● **What you have to do**
The records below must be retyped exactly.

====== The records ======

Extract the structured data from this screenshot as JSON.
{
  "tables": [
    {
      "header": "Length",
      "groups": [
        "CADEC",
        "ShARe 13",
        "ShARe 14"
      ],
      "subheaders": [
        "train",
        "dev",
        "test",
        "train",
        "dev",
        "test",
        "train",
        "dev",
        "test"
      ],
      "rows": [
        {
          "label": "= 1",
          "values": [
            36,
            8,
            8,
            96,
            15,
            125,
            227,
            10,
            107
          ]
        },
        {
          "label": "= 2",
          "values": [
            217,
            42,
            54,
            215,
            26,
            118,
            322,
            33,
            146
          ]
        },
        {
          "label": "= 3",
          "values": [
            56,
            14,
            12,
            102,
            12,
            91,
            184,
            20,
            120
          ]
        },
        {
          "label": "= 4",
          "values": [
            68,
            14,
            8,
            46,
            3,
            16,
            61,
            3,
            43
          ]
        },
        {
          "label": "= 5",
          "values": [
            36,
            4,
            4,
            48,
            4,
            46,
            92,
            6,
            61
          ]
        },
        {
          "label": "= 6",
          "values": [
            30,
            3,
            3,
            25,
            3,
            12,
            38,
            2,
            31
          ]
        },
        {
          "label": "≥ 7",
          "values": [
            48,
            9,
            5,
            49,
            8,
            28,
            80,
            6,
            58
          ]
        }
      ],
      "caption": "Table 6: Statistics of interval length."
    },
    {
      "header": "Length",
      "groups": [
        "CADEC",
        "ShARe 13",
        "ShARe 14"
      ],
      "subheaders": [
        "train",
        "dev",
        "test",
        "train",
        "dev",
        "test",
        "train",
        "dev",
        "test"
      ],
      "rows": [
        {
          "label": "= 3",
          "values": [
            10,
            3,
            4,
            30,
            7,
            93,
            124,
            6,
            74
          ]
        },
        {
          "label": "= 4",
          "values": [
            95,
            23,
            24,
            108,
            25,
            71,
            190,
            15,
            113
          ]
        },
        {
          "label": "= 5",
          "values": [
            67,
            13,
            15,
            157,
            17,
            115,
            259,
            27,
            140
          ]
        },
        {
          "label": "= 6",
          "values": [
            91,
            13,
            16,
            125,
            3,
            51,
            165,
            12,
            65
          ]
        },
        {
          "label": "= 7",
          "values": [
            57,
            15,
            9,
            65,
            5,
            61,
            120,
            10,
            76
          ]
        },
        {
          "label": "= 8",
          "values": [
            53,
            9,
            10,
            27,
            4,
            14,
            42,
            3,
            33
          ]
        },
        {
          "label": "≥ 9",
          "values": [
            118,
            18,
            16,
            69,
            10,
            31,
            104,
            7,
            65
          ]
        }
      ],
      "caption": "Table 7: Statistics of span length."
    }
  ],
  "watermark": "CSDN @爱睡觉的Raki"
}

======

● **Solution to this exercise**
Extract the structured data from this screenshot as JSON.
{
  "tables": [
    {
      "header": "Length",
      "groups": [
        "CADEC",
        "ShARe 13",
        "ShARe 14"
      ],
      "subheaders": [
        "train",
        "dev",
        "test",
        "train",
        "dev",
        "test",
        "train",
        "dev",
        "test"
      ],
      "rows": [
        {
          "label": "= 1",
          "values": [
            36,
            8,
            8,
            96,
            15,
            125,
            227,
            10,
            107
          ]
        },
        {
          "label": "= 2",
          "values": [
            217,
            42,
            54,
            215,
            26,
            118,
            322,
            33,
            146
          ]
        },
        {
          "label": "= 3",
          "values": [
            56,
            14,
            12,
            102,
            12,
            91,
            184,
            20,
            120
          ]
        },
        {
          "label": "= 4",
          "values": [
            68,
            14,
            8,
            46,
            3,
            16,
            61,
            3,
            43
          ]
        },
        {
          "label": "= 5",
          "values": [
            36,
            4,
            4,
            48,
            4,
            46,
            92,
            6,
            61
          ]
        },
        {
          "label": "= 6",
          "values": [
            30,
            3,
            3,
            25,
            3,
            12,
            38,
            2,
            31
          ]
        },
        {
          "label": "≥ 7",
          "values": [
            48,
            9,
            5,
            49,
            8,
            28,
            80,
            6,
            58
          ]
        }
      ],
      "caption": "Table 6: Statistics of interval length."
    },
    {
      "header": "Length",
      "groups": [
        "CADEC",
        "ShARe 13",
        "ShARe 14"
      ],
      "subheaders": [
        "train",
        "dev",
        "test",
        "train",
        "dev",
        "test",
        "train",
        "dev",
        "test"
      ],
      "rows": [
        {
          "label": "= 3",
          "values": [
            10,
            3,
            4,
            30,
            7,
            93,
            124,
            6,
            74
          ]
        },
        {
          "label": "= 4",
          "values": [
            95,
            23,
            24,
            108,
            25,
            71,
            190,
            15,
            113
          ]
        },
        {
          "label": "= 5",
          "values": [
            67,
            13,
            15,
            157,
            17,
            115,
            259,
            27,
            140
          ]
        },
        {
          "label": "= 6",
          "values": [
            91,
            13,
            16,
            125,
            3,
            51,
            165,
            12,
            65
          ]
        },
        {
          "label": "= 7",
          "values": [
            57,
            15,
            9,
            65,
            5,
            61,
            120,
            10,
            76
          ]
        },
        {
          "label": "= 8",
          "values": [
            53,
            9,
            10,
            27,
            4,
            14,
            42,
            3,
            33
          ]
        },
        {
          "label": "≥ 9",
          "values": [
            118,
            18,
            16,
            69,
            10,
            31,
            104,
            7,
            65
          ]
        }
      ],
      "caption": "Table 7: Statistics of span length."
    }
  ],
  "watermark": "CSDN @爱睡觉的Raki"
}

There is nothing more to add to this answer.